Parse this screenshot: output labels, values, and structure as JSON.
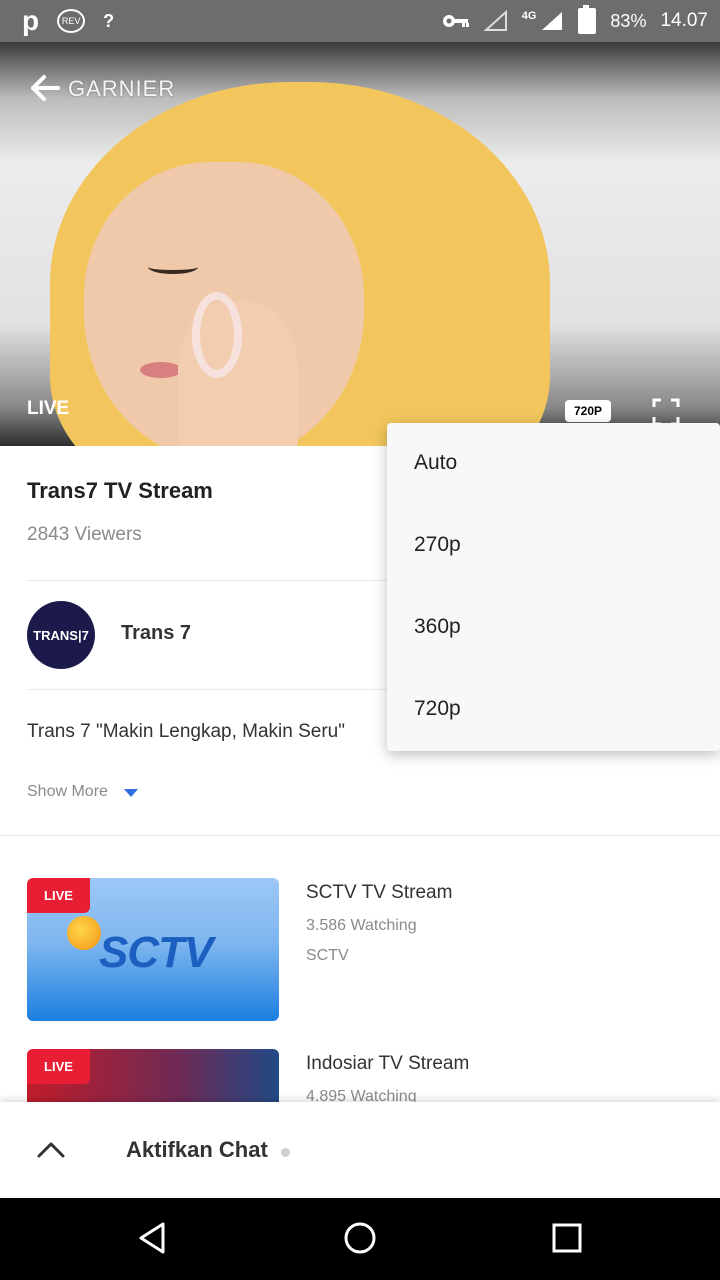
{
  "status_bar": {
    "left_icons": [
      "p-icon",
      "rev-icon",
      "signal-unknown-icon"
    ],
    "p_text": "p",
    "rev_text": "REV",
    "q_text": "?",
    "network": "4G",
    "battery": "83%",
    "time": "14.07"
  },
  "video": {
    "brand_overlay": "GARNIER",
    "live_label": "LIVE",
    "quality_badge": "720P"
  },
  "stream": {
    "title": "Trans7 TV Stream",
    "viewers": "2843 Viewers"
  },
  "channel": {
    "logo_text": "TRANS|7",
    "name": "Trans 7"
  },
  "description": "Trans 7 \"Makin Lengkap, Makin Seru\"",
  "show_more": "Show More",
  "quality_menu": {
    "options": [
      "Auto",
      "270p",
      "360p",
      "720p"
    ]
  },
  "related": [
    {
      "badge": "LIVE",
      "title": "SCTV TV Stream",
      "watching": "3.586 Watching",
      "channel": "SCTV",
      "logo_text": "SCTV"
    },
    {
      "badge": "LIVE",
      "title": "Indosiar TV Stream",
      "watching": "4.895 Watching"
    }
  ],
  "chat": {
    "label": "Aktifkan Chat"
  },
  "colors": {
    "live_badge": "#e81e35",
    "accent": "#2f6fe0",
    "channel_logo_bg": "#1c1a4a"
  }
}
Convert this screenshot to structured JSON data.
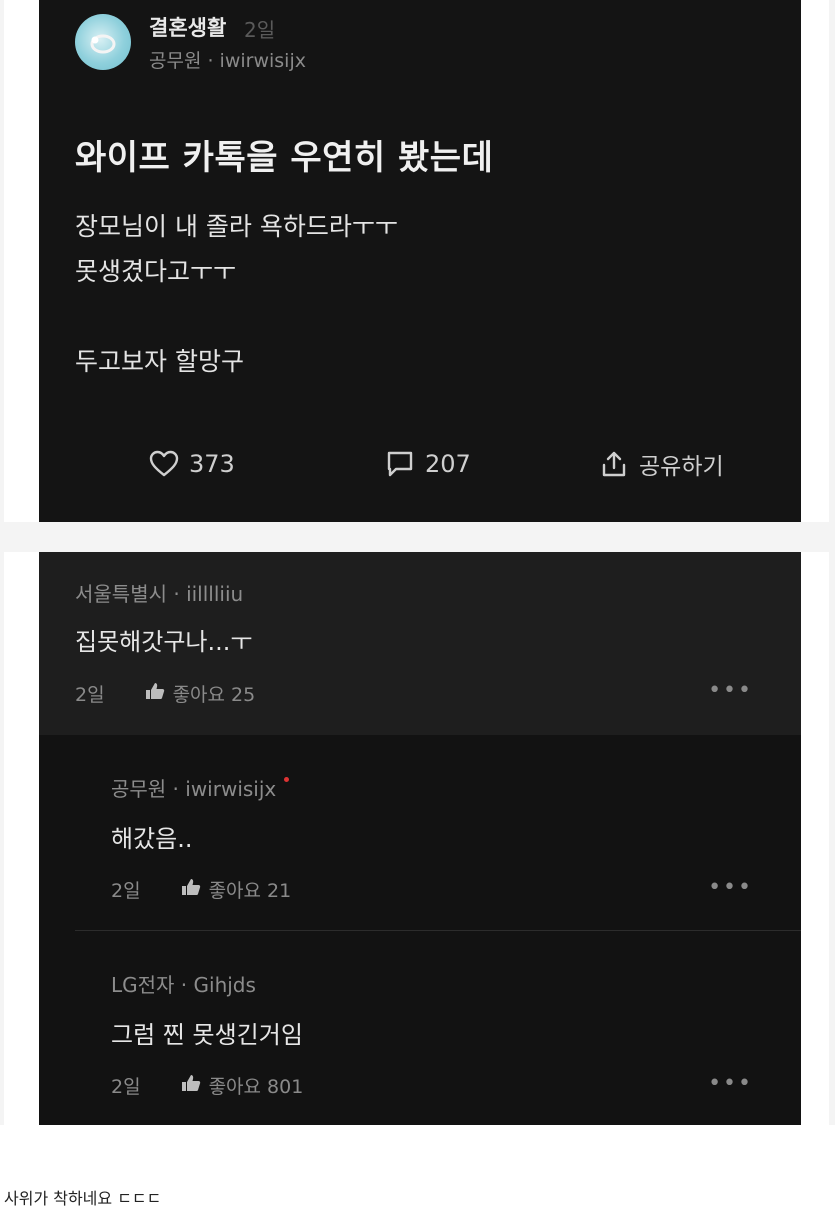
{
  "post": {
    "board_name": "결혼생활",
    "time": "2일",
    "author_line": "공무원 · iwirwisijx",
    "title": "와이프 카톡을 우연히 봤는데",
    "body": "장모님이 내 졸라 욕하드라ㅜㅜ\n못생겼다고ㅜㅜ\n\n두고보자 할망구",
    "like_count": "373",
    "comment_count": "207",
    "share_label": "공유하기"
  },
  "comments": [
    {
      "author": "서울특별시 · iilllliiu",
      "text": "집못해갓구나...ㅜ",
      "time": "2일",
      "likes": "좋아요 25",
      "more": "•••"
    },
    {
      "author": "공무원 · iwirwisijx",
      "text": "해갔음..",
      "time": "2일",
      "likes": "좋아요 21",
      "more": "•••"
    },
    {
      "author": "LG전자 · Gihjds",
      "text": "그럼 찐 못생긴거임",
      "time": "2일",
      "likes": "좋아요 801",
      "more": "•••"
    }
  ],
  "caption": "사위가 착하네요 ㄷㄷㄷ",
  "icons": {
    "avatar": "ring-avatar",
    "like": "heart-icon",
    "comment": "speech-bubble-icon",
    "share": "share-icon",
    "comment_like": "thumbs-up-icon",
    "more": "more-dots-icon"
  },
  "colors": {
    "panel_bg": "#141414",
    "text": "#e6e6e6",
    "muted": "#8a8a8a",
    "author_badge": "#dd3333"
  }
}
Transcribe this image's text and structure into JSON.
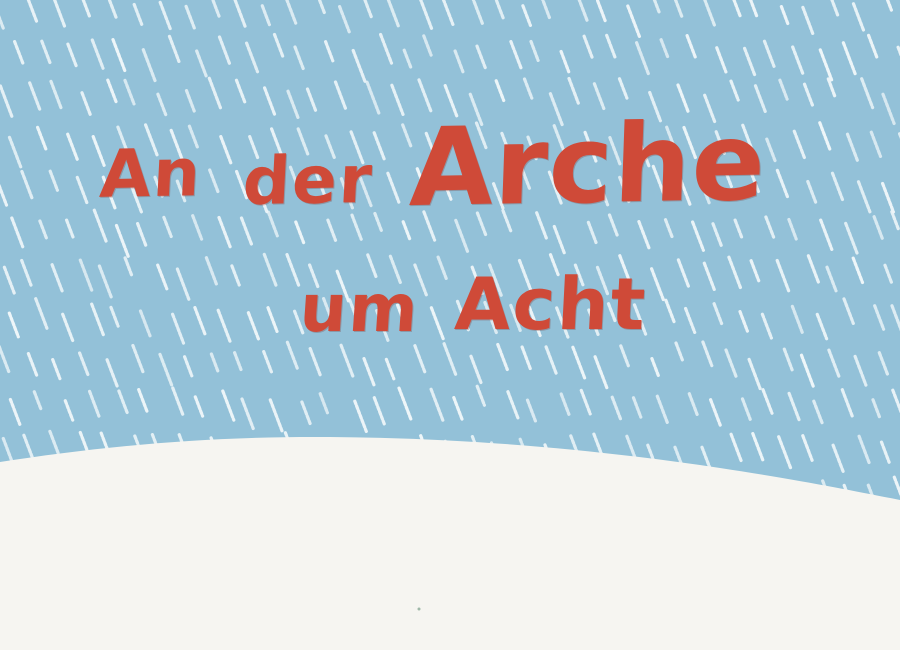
{
  "title": {
    "line1_word1": "An",
    "line1_word2": "der",
    "line1_word3": "Arche",
    "line2_word1": "um",
    "line2_word2": "Acht"
  },
  "colors": {
    "sky": "#93c1d8",
    "rain": "#eef6f9",
    "ground": "#f6f5f1",
    "title": "#cf4a38"
  },
  "decor": {
    "rain_icon": "rain-streaks-icon",
    "hill_icon": "snow-hill-icon"
  }
}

***

** Task objective **
Reproduce the listing above exactly, excluding all pictures.

** Response **
Parse this screenshot: output labels, values, and structure as JSON.
{
  "status_bar": {
    "left_icons": [
      "p-icon",
      "rev-icon",
      "signal-unknown-icon"
    ],
    "p_text": "p",
    "rev_text": "REV",
    "q_text": "?",
    "network": "4G",
    "battery": "83%",
    "time": "14.07"
  },
  "video": {
    "brand_overlay": "GARNIER",
    "live_label": "LIVE",
    "quality_badge": "720P"
  },
  "stream": {
    "title": "Trans7 TV Stream",
    "viewers": "2843 Viewers"
  },
  "channel": {
    "logo_text": "TRANS|7",
    "name": "Trans 7"
  },
  "description": "Trans 7 \"Makin Lengkap, Makin Seru\"",
  "show_more": "Show More",
  "quality_menu": {
    "options": [
      "Auto",
      "270p",
      "360p",
      "720p"
    ]
  },
  "related": [
    {
      "badge": "LIVE",
      "title": "SCTV TV Stream",
      "watching": "3.586 Watching",
      "channel": "SCTV",
      "logo_text": "SCTV"
    },
    {
      "badge": "LIVE",
      "title": "Indosiar TV Stream",
      "watching": "4.895 Watching"
    }
  ],
  "chat": {
    "label": "Aktifkan Chat"
  },
  "colors": {
    "live_badge": "#e81e35",
    "accent": "#2f6fe0",
    "channel_logo_bg": "#1c1a4a"
  }
}
Convert this screenshot to structured JSON data.
{
  "post": {
    "board_name": "결혼생활",
    "time": "2일",
    "author_line": "공무원 · iwirwisijx",
    "title": "와이프 카톡을 우연히 봤는데",
    "body": "장모님이 내 졸라 욕하드라ㅜㅜ\n못생겼다고ㅜㅜ\n\n두고보자 할망구",
    "like_count": "373",
    "comment_count": "207",
    "share_label": "공유하기"
  },
  "comments": [
    {
      "author": "서울특별시 · iilllliiu",
      "text": "집못해갓구나...ㅜ",
      "time": "2일",
      "likes": "좋아요 25",
      "more": "•••"
    },
    {
      "author": "공무원 · iwirwisijx",
      "text": "해갔음..",
      "time": "2일",
      "likes": "좋아요 21",
      "more": "•••"
    },
    {
      "author": "LG전자 · Gihjds",
      "text": "그럼 찐 못생긴거임",
      "time": "2일",
      "likes": "좋아요 801",
      "more": "•••"
    }
  ],
  "caption": "사위가 착하네요 ㄷㄷㄷ",
  "icons": {
    "avatar": "ring-avatar",
    "like": "heart-icon",
    "comment": "speech-bubble-icon",
    "share": "share-icon",
    "comment_like": "thumbs-up-icon",
    "more": "more-dots-icon"
  },
  "colors": {
    "panel_bg": "#141414",
    "text": "#e6e6e6",
    "muted": "#8a8a8a",
    "author_badge": "#dd3333"
  }
}
Transcribe this image's text and structure into JSON.
{
  "title": {
    "line1_word1": "An",
    "line1_word2": "der",
    "line1_word3": "Arche",
    "line2_word1": "um",
    "line2_word2": "Acht"
  },
  "colors": {
    "sky": "#93c1d8",
    "rain": "#eef6f9",
    "ground": "#f6f5f1",
    "title": "#cf4a38"
  },
  "decor": {
    "rain_icon": "rain-streaks-icon",
    "hill_icon": "snow-hill-icon"
  }
}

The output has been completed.